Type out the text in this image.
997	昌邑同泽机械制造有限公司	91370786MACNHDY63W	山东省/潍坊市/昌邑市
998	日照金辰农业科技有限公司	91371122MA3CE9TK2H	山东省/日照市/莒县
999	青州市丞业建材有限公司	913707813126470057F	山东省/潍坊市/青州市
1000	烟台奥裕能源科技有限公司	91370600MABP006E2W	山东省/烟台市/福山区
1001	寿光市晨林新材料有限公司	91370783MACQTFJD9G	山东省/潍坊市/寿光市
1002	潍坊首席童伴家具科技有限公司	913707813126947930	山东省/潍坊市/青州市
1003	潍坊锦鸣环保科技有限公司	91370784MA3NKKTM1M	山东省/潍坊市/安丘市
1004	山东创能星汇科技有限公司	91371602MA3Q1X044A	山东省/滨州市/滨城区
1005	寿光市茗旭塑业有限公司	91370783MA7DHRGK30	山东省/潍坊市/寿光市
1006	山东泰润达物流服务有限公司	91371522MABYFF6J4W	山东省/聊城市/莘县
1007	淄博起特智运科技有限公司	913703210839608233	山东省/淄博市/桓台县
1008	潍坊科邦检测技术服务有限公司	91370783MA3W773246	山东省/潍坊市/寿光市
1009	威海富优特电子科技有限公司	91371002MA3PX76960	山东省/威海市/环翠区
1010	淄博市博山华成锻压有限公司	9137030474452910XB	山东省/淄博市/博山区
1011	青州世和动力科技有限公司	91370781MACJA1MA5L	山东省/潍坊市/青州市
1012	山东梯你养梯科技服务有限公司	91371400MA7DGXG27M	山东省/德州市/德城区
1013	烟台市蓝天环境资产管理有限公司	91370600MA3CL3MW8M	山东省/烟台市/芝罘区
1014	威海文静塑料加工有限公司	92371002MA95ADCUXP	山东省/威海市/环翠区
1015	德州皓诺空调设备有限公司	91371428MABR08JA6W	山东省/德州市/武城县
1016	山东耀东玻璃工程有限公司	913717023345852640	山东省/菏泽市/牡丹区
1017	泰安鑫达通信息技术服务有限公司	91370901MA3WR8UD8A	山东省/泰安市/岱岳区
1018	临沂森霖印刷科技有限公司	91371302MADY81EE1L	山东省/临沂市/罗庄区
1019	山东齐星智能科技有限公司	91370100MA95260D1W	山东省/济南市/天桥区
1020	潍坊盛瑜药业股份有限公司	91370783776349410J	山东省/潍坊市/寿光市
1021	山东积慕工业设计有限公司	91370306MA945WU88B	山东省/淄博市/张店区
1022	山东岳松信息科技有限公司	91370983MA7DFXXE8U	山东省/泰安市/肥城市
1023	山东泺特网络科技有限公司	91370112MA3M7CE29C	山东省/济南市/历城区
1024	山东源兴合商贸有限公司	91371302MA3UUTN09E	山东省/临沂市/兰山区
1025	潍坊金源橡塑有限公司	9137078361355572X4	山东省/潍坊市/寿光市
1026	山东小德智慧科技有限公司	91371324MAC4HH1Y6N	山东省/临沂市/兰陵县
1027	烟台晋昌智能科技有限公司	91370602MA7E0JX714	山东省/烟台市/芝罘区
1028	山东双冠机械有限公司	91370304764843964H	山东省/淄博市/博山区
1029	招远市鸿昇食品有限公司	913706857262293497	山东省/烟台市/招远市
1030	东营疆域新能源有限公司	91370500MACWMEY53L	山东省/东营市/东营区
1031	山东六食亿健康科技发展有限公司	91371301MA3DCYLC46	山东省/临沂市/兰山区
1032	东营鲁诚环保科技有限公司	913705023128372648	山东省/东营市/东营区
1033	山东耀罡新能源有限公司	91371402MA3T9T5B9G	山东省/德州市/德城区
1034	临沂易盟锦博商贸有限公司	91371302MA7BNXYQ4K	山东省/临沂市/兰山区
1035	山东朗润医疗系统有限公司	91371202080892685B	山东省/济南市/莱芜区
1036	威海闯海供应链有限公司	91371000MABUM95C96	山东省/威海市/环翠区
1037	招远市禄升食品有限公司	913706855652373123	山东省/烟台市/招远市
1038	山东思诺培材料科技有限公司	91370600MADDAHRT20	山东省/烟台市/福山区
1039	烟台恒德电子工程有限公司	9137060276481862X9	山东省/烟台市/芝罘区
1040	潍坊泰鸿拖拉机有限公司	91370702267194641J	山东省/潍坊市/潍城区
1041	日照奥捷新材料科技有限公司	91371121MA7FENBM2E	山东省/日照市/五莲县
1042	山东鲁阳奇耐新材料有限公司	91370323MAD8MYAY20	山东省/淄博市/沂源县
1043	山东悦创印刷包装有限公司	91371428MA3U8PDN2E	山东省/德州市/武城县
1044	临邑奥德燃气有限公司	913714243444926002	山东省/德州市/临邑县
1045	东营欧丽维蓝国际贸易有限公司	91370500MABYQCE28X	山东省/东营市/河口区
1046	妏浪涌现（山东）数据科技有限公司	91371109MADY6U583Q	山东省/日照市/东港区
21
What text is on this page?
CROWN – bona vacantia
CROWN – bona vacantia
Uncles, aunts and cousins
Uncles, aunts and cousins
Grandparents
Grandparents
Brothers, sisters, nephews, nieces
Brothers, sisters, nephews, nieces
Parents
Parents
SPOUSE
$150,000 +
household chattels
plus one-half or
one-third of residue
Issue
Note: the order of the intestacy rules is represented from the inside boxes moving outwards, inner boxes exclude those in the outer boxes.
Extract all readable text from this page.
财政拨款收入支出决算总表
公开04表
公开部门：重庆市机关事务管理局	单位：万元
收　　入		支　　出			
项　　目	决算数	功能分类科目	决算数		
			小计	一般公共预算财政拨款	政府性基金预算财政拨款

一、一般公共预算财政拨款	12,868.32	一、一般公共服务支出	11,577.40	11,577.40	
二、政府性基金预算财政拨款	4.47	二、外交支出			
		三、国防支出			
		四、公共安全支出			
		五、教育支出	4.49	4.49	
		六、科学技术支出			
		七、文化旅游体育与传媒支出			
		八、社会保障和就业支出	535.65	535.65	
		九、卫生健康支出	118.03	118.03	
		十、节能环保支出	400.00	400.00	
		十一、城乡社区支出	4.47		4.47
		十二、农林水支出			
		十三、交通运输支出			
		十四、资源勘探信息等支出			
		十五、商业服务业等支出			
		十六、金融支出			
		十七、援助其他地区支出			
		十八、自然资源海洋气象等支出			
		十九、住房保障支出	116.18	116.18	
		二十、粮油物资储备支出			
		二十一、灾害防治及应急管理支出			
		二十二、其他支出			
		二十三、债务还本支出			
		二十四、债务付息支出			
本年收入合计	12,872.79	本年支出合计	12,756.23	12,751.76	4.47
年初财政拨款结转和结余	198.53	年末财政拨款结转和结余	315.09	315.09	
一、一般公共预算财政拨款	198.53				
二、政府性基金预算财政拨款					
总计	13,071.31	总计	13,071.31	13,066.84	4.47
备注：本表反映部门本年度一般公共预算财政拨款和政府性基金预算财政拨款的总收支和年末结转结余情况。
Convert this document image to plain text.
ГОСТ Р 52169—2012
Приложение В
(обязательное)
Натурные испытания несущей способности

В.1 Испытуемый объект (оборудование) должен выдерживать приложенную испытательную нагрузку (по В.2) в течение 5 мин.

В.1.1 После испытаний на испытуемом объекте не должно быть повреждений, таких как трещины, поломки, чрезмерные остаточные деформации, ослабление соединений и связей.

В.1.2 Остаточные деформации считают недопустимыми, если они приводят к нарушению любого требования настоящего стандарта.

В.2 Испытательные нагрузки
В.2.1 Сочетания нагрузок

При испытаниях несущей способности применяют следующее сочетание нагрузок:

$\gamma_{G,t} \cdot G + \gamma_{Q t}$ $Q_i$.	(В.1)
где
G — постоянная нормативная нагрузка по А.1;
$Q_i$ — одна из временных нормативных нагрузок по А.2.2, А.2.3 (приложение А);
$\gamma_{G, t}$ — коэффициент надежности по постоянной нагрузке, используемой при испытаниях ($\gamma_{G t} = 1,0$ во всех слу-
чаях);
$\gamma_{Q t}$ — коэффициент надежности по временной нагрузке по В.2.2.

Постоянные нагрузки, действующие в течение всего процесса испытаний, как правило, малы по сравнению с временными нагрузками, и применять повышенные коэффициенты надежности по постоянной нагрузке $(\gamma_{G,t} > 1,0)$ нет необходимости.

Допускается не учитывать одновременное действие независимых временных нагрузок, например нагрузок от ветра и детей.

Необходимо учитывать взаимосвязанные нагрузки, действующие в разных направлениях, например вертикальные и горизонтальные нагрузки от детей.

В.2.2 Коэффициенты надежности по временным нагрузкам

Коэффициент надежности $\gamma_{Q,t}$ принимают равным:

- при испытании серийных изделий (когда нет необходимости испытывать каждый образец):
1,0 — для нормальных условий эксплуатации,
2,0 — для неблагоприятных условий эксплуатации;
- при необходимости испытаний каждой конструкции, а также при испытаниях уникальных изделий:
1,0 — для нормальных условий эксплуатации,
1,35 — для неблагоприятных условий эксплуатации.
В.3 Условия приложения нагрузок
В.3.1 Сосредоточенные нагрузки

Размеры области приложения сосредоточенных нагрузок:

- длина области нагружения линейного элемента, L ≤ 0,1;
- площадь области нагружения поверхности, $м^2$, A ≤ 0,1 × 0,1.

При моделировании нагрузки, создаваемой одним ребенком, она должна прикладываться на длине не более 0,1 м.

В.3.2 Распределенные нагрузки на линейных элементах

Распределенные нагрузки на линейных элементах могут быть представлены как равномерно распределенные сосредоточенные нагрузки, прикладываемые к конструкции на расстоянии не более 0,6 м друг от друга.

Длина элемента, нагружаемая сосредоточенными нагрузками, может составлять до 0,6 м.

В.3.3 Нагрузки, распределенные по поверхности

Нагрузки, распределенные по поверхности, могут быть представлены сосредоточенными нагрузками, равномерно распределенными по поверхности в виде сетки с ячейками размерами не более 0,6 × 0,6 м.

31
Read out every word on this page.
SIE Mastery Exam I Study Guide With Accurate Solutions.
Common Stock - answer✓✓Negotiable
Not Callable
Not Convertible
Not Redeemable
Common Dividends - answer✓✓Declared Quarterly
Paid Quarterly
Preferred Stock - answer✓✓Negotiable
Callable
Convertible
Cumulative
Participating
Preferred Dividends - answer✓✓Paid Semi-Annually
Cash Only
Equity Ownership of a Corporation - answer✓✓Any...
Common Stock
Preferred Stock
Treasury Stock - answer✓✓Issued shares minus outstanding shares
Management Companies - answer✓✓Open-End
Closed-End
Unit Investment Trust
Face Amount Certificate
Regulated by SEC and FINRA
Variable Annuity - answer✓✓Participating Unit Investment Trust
----
■ Set problem: Report each line in the data that holds the word "Common".

■ Reply:
Common Stock - answer✓✓Negotiable
Common Dividends - answer✓✓Declared Quarterly
Common Stock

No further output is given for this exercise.